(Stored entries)

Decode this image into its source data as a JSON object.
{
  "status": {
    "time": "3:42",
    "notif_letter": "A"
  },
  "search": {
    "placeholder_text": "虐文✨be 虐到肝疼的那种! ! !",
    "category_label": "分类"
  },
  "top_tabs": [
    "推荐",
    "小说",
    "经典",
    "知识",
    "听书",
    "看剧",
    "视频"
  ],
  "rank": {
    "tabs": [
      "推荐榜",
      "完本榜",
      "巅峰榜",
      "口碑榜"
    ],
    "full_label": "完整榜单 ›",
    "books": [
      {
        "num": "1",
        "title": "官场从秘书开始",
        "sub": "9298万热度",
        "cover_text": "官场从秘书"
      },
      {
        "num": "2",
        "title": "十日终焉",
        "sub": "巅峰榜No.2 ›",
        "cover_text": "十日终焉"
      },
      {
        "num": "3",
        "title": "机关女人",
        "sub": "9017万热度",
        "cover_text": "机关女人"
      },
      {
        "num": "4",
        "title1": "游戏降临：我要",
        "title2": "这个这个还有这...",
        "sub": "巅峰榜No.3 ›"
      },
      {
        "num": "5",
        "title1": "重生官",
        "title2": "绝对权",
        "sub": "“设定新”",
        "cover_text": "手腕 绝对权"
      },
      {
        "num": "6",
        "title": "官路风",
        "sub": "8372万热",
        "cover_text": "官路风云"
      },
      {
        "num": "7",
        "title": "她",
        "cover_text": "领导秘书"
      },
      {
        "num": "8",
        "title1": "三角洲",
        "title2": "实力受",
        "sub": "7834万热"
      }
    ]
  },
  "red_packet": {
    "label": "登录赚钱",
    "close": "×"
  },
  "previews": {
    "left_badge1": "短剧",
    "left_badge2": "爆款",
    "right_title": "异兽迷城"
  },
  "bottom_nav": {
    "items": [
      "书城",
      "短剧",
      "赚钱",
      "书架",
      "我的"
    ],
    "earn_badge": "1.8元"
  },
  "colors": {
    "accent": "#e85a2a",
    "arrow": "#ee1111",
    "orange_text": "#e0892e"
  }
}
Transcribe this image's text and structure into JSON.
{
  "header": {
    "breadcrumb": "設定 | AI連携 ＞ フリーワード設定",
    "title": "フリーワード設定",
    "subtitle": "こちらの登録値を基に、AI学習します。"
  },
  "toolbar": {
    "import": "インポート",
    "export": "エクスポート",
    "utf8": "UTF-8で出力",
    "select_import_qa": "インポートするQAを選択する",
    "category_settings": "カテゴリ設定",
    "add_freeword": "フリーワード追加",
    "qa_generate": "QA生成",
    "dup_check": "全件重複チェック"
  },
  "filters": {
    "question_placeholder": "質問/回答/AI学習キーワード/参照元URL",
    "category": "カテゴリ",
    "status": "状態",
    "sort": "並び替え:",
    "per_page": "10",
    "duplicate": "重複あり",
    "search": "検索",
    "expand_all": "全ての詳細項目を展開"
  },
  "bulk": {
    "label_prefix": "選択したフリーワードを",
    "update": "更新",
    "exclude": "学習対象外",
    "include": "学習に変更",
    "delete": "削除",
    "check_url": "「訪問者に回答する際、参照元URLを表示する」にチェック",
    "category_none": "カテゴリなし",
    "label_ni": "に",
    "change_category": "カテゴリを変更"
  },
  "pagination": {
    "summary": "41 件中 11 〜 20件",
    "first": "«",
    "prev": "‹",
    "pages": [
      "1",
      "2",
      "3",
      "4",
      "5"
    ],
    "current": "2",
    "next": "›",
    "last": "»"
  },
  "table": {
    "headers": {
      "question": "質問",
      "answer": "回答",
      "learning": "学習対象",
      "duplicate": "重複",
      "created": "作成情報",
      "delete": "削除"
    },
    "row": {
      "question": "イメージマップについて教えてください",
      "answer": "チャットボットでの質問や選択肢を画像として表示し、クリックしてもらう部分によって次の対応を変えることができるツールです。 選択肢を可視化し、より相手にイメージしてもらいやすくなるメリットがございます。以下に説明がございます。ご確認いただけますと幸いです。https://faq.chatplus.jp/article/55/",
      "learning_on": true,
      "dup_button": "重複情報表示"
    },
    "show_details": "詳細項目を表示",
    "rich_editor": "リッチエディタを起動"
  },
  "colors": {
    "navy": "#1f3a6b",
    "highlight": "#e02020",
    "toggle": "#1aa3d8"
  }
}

■ **Required work**
Output all preceding records character for character.

■ **Complete output**
Decode this image into its source data as a JSON object.
{
  "status": {
    "time": "3:42",
    "notif_letter": "A"
  },
  "search": {
    "placeholder_text": "虐文✨be 虐到肝疼的那种! ! !",
    "category_label": "分类"
  },
  "top_tabs": [
    "推荐",
    "小说",
    "经典",
    "知识",
    "听书",
    "看剧",
    "视频"
  ],
  "rank": {
    "tabs": [
      "推荐榜",
      "完本榜",
      "巅峰榜",
      "口碑榜"
    ],
    "full_label": "完整榜单 ›",
    "books": [
      {
        "num": "1",
        "title": "官场从秘书开始",
        "sub": "9298万热度",
        "cover_text": "官场从秘书"
      },
      {
        "num": "2",
        "title": "十日终焉",
        "sub": "巅峰榜No.2 ›",
        "cover_text": "十日终焉"
      },
      {
        "num": "3",
        "title": "机关女人",
        "sub": "9017万热度",
        "cover_text": "机关女人"
      },
      {
        "num": "4",
        "title1": "游戏降临：我要",
        "title2": "这个这个还有这...",
        "sub": "巅峰榜No.3 ›"
      },
      {
        "num": "5",
        "title1": "重生官",
        "title2": "绝对权",
        "sub": "“设定新”",
        "cover_text": "手腕 绝对权"
      },
      {
        "num": "6",
        "title": "官路风",
        "sub": "8372万热",
        "cover_text": "官路风云"
      },
      {
        "num": "7",
        "title": "她",
        "cover_text": "领导秘书"
      },
      {
        "num": "8",
        "title1": "三角洲",
        "title2": "实力受",
        "sub": "7834万热"
      }
    ]
  },
  "red_packet": {
    "label": "登录赚钱",
    "close": "×"
  },
  "previews": {
    "left_badge1": "短剧",
    "left_badge2": "爆款",
    "right_title": "异兽迷城"
  },
  "bottom_nav": {
    "items": [
      "书城",
      "短剧",
      "赚钱",
      "书架",
      "我的"
    ],
    "earn_badge": "1.8元"
  },
  "colors": {
    "accent": "#e85a2a",
    "arrow": "#ee1111",
    "orange_text": "#e0892e"
  }
}
Transcribe this image's text and structure into JSON.
{
  "header": {
    "breadcrumb": "設定 | AI連携 ＞ フリーワード設定",
    "title": "フリーワード設定",
    "subtitle": "こちらの登録値を基に、AI学習します。"
  },
  "toolbar": {
    "import": "インポート",
    "export": "エクスポート",
    "utf8": "UTF-8で出力",
    "select_import_qa": "インポートするQAを選択する",
    "category_settings": "カテゴリ設定",
    "add_freeword": "フリーワード追加",
    "qa_generate": "QA生成",
    "dup_check": "全件重複チェック"
  },
  "filters": {
    "question_placeholder": "質問/回答/AI学習キーワード/参照元URL",
    "category": "カテゴリ",
    "status": "状態",
    "sort": "並び替え:",
    "per_page": "10",
    "duplicate": "重複あり",
    "search": "検索",
    "expand_all": "全ての詳細項目を展開"
  },
  "bulk": {
    "label_prefix": "選択したフリーワードを",
    "update": "更新",
    "exclude": "学習対象外",
    "include": "学習に変更",
    "delete": "削除",
    "check_url": "「訪問者に回答する際、参照元URLを表示する」にチェック",
    "category_none": "カテゴリなし",
    "label_ni": "に",
    "change_category": "カテゴリを変更"
  },
  "pagination": {
    "summary": "41 件中 11 〜 20件",
    "first": "«",
    "prev": "‹",
    "pages": [
      "1",
      "2",
      "3",
      "4",
      "5"
    ],
    "current": "2",
    "next": "›",
    "last": "»"
  },
  "table": {
    "headers": {
      "question": "質問",
      "answer": "回答",
      "learning": "学習対象",
      "duplicate": "重複",
      "created": "作成情報",
      "delete": "削除"
    },
    "row": {
      "question": "イメージマップについて教えてください",
      "answer": "チャットボットでの質問や選択肢を画像として表示し、クリックしてもらう部分によって次の対応を変えることができるツールです。 選択肢を可視化し、より相手にイメージしてもらいやすくなるメリットがございます。以下に説明がございます。ご確認いただけますと幸いです。https://faq.chatplus.jp/article/55/",
      "learning_on": true,
      "dup_button": "重複情報表示"
    },
    "show_details": "詳細項目を表示",
    "rich_editor": "リッチエディタを起動"
  },
  "colors": {
    "navy": "#1f3a6b",
    "highlight": "#e02020",
    "toggle": "#1aa3d8"
  }
}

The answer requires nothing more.